(Work required) Tally how many lines of these entries hold the string "Measure". Return the number alone.

(Source material)
▼▼▼

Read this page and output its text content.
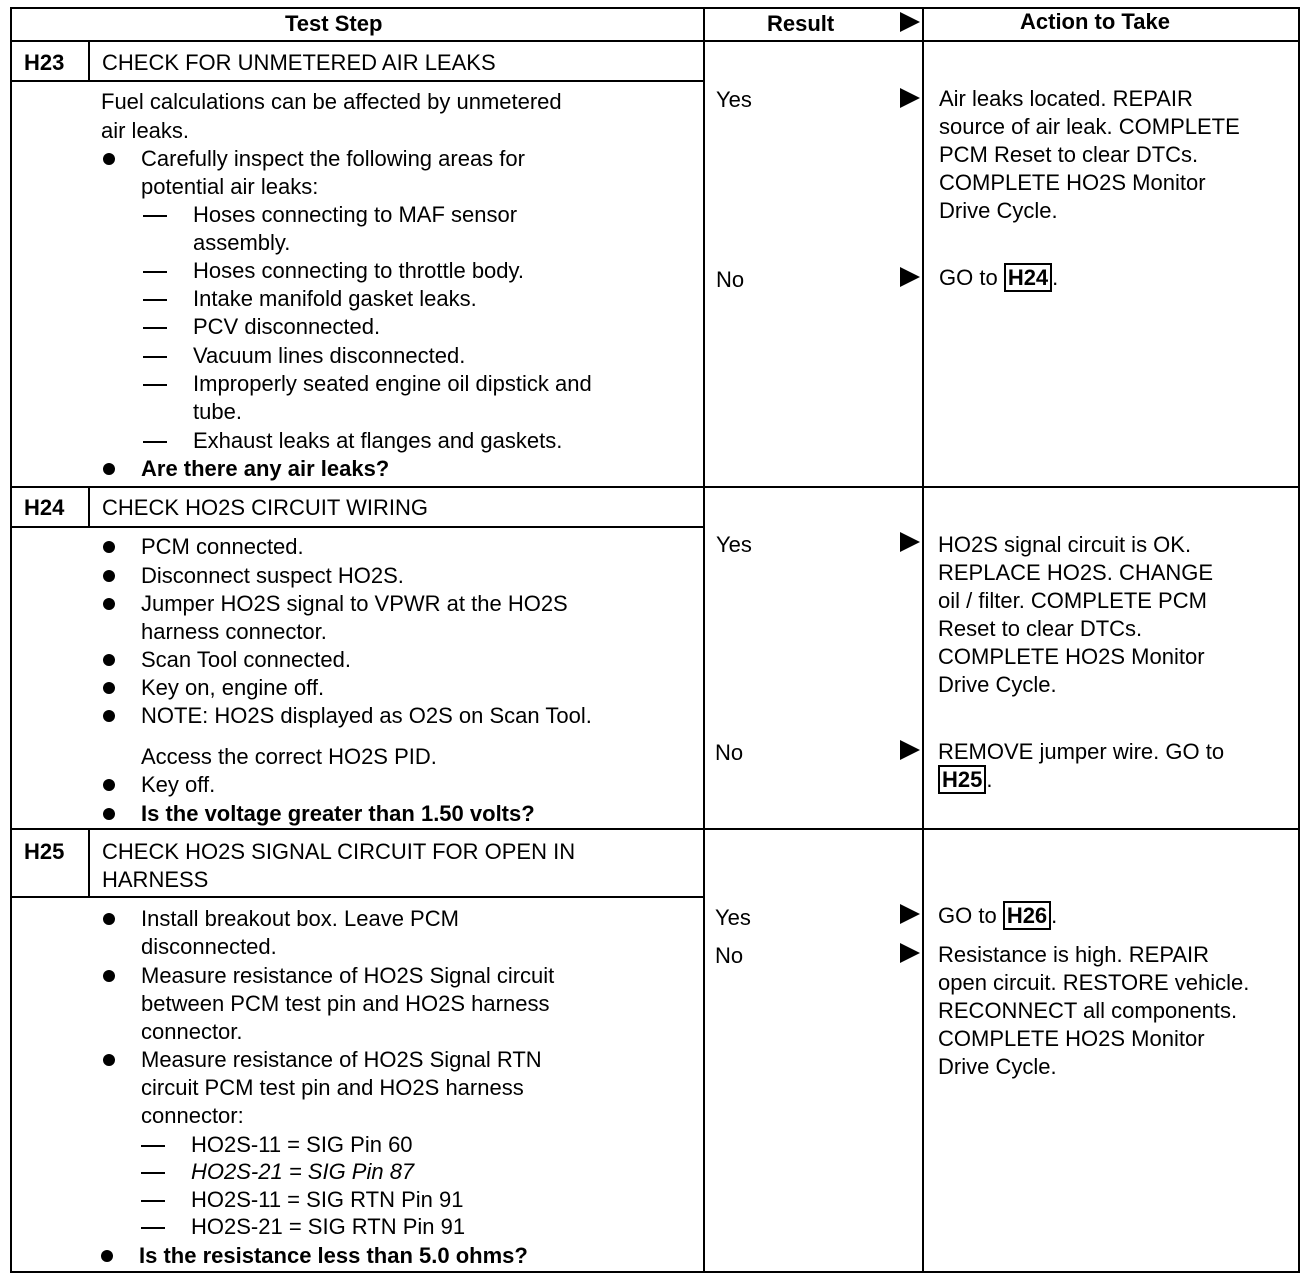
Test Step	Result	Action to Take
H23 CHECK FOR UNMETERED AIR LEAKS
Fuel calculations can be affected by unmetered
air leaks.
Carefully inspect the following areas for
potential air leaks:
Hoses connecting to MAF sensor
assembly.
Hoses connecting to throttle body.
Intake manifold gasket leaks.
PCV disconnected.
Vacuum lines disconnected.
Improperly seated engine oil dipstick and
tube.
Exhaust leaks at flanges and gaskets.
Are there any air leaks?
Yes	Air leaks located. REPAIR
source of air leak. COMPLETE
PCM Reset to clear DTCs.
COMPLETE HO2S Monitor
Drive Cycle.
No	GO to H24 .
H24 CHECK HO2S CIRCUIT WIRING
PCM connected.
Disconnect suspect HO2S.
Jumper HO2S signal to VPWR at the HO2S
harness connector.
Scan Tool connected.
Key on, engine off.
NOTE: HO2S displayed as O2S on Scan Tool.
Access the correct HO2S PID.
Key off.
Is the voltage greater than 1.50 volts?
Yes	HO2S signal circuit is OK.
REPLACE HO2S. CHANGE
oil / filter. COMPLETE PCM
Reset to clear DTCs.
COMPLETE HO2S Monitor
Drive Cycle.
No	REMOVE jumper wire. GO to
H25 .
H25 CHECK HO2S SIGNAL CIRCUIT FOR OPEN IN
HARNESS
Install breakout box. Leave PCM
disconnected.
Measure resistance of HO2S Signal circuit
between PCM test pin and HO2S harness
connector.
Measure resistance of HO2S Signal RTN
circuit PCM test pin and HO2S harness
connector:
HO2S-11 = SIG Pin 60
HO2S-21 = SIG Pin 87
HO2S-11 = SIG RTN Pin 91
HO2S-21 = SIG RTN Pin 91
Is the resistance less than 5.0 ohms?
Yes	GO to H26 .
No	Resistance is high. REPAIR
open circuit. RESTORE vehicle.
RECONNECT all components.
COMPLETE HO2S Monitor
Drive Cycle.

▲▲▲

(The response) 2